** START EXTRACTED MATERIAL **

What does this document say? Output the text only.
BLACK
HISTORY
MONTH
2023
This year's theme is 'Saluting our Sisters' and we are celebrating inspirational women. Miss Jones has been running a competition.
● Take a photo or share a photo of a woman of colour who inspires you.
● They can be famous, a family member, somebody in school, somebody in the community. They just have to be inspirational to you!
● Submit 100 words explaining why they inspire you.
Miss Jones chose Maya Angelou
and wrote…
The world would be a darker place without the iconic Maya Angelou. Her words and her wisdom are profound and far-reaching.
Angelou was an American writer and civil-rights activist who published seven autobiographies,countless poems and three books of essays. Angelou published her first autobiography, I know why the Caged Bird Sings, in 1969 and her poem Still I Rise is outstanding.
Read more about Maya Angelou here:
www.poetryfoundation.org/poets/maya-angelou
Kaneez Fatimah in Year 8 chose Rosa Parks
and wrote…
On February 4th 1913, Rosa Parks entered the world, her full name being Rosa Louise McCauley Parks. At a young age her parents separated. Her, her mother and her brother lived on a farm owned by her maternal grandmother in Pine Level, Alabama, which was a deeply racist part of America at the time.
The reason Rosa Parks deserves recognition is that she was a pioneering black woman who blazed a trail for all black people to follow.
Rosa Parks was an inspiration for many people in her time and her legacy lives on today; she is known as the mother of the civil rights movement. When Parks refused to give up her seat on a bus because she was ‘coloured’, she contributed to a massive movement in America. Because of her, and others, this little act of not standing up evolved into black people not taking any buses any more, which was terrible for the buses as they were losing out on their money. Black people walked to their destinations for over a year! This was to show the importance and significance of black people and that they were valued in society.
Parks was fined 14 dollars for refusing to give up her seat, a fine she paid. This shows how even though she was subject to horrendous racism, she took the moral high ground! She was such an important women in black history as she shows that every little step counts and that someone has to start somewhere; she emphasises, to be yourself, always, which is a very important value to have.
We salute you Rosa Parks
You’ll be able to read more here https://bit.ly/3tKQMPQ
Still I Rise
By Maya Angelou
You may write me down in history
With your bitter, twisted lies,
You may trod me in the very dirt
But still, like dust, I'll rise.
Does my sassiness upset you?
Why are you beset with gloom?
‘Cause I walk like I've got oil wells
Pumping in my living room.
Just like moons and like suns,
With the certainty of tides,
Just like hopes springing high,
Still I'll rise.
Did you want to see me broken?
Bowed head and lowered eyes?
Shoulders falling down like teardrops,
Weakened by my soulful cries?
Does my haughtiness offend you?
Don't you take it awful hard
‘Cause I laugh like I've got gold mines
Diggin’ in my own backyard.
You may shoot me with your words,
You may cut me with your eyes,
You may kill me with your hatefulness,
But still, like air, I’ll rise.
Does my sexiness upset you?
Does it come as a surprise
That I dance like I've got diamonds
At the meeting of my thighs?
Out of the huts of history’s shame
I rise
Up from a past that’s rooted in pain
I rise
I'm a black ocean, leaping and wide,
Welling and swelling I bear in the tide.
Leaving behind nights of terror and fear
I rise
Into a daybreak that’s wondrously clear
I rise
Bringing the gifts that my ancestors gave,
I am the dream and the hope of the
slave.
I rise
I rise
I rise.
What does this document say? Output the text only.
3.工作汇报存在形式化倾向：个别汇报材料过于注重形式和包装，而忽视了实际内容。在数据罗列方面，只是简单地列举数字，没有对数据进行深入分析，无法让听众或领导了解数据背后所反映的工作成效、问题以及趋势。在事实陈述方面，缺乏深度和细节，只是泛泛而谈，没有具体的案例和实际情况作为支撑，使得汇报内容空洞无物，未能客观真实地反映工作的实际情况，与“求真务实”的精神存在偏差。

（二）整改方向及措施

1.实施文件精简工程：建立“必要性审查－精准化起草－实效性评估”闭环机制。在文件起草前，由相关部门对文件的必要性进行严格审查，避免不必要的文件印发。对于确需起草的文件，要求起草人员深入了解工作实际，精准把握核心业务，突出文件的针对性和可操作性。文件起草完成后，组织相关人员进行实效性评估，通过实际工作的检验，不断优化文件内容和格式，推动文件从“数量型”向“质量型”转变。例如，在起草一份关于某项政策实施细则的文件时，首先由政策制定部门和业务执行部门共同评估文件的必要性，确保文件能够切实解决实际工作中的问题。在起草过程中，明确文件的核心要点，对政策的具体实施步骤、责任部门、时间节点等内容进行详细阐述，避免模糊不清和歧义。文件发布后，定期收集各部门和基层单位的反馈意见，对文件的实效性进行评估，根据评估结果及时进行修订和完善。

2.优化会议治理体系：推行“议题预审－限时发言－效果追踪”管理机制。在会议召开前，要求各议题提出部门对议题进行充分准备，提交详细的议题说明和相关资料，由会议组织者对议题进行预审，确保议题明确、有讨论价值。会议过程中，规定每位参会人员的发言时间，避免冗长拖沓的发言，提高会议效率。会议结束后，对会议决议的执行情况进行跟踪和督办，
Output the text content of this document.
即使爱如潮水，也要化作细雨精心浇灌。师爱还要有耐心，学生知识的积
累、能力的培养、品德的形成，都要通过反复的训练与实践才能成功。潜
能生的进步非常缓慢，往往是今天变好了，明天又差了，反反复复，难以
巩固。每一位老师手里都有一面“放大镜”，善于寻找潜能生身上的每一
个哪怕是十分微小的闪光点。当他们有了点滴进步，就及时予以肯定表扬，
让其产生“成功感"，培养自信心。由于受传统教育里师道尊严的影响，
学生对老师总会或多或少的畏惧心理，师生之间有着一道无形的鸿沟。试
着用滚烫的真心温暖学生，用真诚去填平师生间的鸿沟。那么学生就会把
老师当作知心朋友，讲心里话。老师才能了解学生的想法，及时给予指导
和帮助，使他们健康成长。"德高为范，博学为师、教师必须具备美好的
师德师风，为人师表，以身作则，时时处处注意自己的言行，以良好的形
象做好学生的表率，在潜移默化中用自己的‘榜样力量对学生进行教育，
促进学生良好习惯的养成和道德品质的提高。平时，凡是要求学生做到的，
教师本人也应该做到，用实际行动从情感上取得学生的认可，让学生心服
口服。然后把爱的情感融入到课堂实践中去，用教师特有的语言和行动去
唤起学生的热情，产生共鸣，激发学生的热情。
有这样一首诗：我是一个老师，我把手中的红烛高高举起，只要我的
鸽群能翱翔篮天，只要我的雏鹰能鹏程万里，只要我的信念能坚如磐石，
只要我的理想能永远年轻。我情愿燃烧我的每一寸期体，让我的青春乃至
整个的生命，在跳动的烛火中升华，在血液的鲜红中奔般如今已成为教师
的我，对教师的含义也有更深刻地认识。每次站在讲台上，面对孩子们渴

** END EXTRACTED MATERIAL **

### SHORT PROBLEM
Copy every line in the records above that contains the word "mother".

### CORRECT OUTPUT
On February 4th 1913, Rosa Parks entered the world, her full name being Rosa Louise McCauley Parks. At a young age her parents separated. Her, her mother and her brother lived on a farm owned by her maternal grandmother in Pine Level, Alabama, which was a deeply racist part of America at the time.
Rosa Parks was an inspiration for many people in her time and her legacy lives on today; she is known as the mother of the civil rights movement. When Parks refused to give up her seat on a bus because she was ‘coloured’, she contributed to a massive movement in America. Because of her, and others, this little act of not standing up evolved into black people not taking any buses any more, which was terrible for the buses as they were losing out on their money. Black people walked to their destinations for over a year! This was to show the importance and significance of black people and that they were valued in society.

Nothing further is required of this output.